* [AIM]: Review the material and extract every line in which the word "nobias" occurs.

Items from a figure collection:
——————
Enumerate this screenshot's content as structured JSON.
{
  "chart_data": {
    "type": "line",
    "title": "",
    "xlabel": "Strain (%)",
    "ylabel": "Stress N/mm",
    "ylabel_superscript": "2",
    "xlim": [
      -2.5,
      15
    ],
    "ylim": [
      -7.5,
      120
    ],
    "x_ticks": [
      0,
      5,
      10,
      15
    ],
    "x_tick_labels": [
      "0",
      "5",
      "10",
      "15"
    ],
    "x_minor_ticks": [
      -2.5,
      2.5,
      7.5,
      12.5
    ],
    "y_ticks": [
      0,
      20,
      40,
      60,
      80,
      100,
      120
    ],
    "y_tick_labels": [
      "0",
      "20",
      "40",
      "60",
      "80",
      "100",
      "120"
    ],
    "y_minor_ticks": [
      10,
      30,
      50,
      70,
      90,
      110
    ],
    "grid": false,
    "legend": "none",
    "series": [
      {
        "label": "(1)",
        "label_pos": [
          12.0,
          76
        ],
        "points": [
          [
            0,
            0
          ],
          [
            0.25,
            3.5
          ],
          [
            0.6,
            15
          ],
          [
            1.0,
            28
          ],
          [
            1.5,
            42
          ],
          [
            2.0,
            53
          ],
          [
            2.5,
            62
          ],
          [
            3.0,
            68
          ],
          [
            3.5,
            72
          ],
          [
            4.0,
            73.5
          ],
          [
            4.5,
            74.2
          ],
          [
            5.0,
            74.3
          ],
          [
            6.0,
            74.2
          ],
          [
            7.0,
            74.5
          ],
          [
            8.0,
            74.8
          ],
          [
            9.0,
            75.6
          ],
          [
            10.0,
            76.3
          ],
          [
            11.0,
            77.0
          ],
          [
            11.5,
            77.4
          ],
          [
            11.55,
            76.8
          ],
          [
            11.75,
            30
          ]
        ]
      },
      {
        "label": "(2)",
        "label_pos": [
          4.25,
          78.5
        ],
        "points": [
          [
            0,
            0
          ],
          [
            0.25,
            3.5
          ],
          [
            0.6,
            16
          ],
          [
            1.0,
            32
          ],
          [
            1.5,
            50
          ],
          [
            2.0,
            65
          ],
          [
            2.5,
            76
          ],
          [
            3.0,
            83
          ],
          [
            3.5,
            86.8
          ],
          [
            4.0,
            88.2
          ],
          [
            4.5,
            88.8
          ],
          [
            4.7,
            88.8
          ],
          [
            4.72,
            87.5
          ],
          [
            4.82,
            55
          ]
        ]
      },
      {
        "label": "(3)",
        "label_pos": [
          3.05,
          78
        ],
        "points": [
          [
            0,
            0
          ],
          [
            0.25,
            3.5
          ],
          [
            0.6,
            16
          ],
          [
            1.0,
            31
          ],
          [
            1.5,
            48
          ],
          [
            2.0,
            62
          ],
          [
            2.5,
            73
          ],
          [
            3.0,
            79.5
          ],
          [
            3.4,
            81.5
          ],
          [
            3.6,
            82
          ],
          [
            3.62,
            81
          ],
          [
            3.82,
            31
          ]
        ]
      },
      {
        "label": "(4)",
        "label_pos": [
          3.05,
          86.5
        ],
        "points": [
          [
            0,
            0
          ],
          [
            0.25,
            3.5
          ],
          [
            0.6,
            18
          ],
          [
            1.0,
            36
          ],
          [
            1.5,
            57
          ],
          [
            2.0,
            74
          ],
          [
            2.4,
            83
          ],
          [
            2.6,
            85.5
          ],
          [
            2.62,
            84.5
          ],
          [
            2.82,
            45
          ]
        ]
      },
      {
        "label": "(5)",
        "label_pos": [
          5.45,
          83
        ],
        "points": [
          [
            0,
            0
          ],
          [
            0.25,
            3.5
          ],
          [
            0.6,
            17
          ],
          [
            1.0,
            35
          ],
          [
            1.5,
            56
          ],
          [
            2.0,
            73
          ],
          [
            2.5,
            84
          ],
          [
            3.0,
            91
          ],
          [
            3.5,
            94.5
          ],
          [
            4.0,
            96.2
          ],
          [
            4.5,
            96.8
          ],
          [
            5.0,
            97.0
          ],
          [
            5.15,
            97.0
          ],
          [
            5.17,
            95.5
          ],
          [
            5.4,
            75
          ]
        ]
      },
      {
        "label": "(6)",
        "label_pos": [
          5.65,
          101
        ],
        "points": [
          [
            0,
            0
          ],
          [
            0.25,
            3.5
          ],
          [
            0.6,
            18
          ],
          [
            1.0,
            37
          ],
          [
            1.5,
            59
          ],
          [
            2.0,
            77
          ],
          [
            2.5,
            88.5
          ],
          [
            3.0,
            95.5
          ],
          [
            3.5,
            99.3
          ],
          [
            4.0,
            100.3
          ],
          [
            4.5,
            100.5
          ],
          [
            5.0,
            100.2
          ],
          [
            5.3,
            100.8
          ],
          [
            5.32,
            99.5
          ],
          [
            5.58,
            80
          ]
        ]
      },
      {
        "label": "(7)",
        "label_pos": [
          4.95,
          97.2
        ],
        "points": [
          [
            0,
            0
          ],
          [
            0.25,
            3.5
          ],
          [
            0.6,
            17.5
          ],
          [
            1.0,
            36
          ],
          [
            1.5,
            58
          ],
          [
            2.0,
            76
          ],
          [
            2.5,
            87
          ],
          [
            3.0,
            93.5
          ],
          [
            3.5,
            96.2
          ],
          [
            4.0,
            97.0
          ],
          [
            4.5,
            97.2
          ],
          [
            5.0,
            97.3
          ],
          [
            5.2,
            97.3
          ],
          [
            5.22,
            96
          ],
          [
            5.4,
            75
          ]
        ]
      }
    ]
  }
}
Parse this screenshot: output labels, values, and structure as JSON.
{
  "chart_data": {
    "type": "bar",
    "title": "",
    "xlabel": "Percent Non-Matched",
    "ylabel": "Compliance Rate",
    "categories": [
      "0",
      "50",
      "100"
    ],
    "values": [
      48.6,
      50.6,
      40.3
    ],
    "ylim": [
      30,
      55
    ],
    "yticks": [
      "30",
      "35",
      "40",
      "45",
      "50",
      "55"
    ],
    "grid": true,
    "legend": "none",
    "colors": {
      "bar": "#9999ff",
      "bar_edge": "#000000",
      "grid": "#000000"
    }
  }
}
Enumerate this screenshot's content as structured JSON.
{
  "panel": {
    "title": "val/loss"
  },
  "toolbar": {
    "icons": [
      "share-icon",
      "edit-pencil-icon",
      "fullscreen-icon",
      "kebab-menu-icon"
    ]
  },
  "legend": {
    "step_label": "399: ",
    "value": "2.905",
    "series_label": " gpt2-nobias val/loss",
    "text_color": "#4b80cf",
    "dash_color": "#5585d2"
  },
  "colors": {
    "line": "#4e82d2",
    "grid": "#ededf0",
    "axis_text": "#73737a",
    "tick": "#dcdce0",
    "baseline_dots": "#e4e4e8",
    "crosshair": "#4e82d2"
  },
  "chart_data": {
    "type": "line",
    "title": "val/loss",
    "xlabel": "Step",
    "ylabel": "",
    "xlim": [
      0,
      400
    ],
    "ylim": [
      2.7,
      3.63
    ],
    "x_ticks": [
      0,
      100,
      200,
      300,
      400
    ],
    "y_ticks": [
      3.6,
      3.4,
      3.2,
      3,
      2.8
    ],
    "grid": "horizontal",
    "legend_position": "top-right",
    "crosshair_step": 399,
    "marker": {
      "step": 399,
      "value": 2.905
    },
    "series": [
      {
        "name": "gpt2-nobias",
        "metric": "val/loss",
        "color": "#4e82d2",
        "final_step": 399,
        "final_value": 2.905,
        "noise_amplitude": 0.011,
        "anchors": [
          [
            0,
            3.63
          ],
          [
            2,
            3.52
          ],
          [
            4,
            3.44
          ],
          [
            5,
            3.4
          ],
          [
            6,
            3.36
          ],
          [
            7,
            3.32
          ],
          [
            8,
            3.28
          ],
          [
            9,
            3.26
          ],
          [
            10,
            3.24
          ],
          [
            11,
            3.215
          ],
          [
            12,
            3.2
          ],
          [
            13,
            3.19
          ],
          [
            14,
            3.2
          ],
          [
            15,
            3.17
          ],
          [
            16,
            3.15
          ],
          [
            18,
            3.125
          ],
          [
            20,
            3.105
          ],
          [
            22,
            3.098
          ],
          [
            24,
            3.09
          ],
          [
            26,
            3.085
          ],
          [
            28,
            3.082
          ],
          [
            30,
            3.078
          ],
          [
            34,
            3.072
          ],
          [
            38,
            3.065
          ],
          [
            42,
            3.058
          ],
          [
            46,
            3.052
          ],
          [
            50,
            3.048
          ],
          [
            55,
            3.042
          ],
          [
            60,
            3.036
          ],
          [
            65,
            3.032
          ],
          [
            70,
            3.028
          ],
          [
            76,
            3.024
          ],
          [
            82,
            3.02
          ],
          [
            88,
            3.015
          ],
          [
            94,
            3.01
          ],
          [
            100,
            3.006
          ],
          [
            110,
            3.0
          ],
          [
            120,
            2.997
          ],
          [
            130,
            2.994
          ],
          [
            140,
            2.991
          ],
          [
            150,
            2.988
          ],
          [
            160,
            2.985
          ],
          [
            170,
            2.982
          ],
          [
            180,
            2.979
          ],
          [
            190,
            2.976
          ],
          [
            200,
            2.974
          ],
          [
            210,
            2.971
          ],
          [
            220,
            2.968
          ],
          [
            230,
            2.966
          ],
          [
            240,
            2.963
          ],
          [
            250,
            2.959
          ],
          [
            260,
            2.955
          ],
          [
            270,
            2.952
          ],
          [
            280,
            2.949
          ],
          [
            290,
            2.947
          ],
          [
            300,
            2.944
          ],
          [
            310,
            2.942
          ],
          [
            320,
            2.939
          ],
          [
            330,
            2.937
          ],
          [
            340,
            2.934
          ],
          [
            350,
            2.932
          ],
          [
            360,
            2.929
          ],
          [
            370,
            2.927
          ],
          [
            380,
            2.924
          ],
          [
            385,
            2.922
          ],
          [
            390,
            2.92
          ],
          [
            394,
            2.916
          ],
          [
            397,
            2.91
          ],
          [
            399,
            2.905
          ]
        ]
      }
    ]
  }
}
——————
* [TASK RESPONSE]:
    "series_label": " gpt2-nobias val/loss",
        "name": "gpt2-nobias",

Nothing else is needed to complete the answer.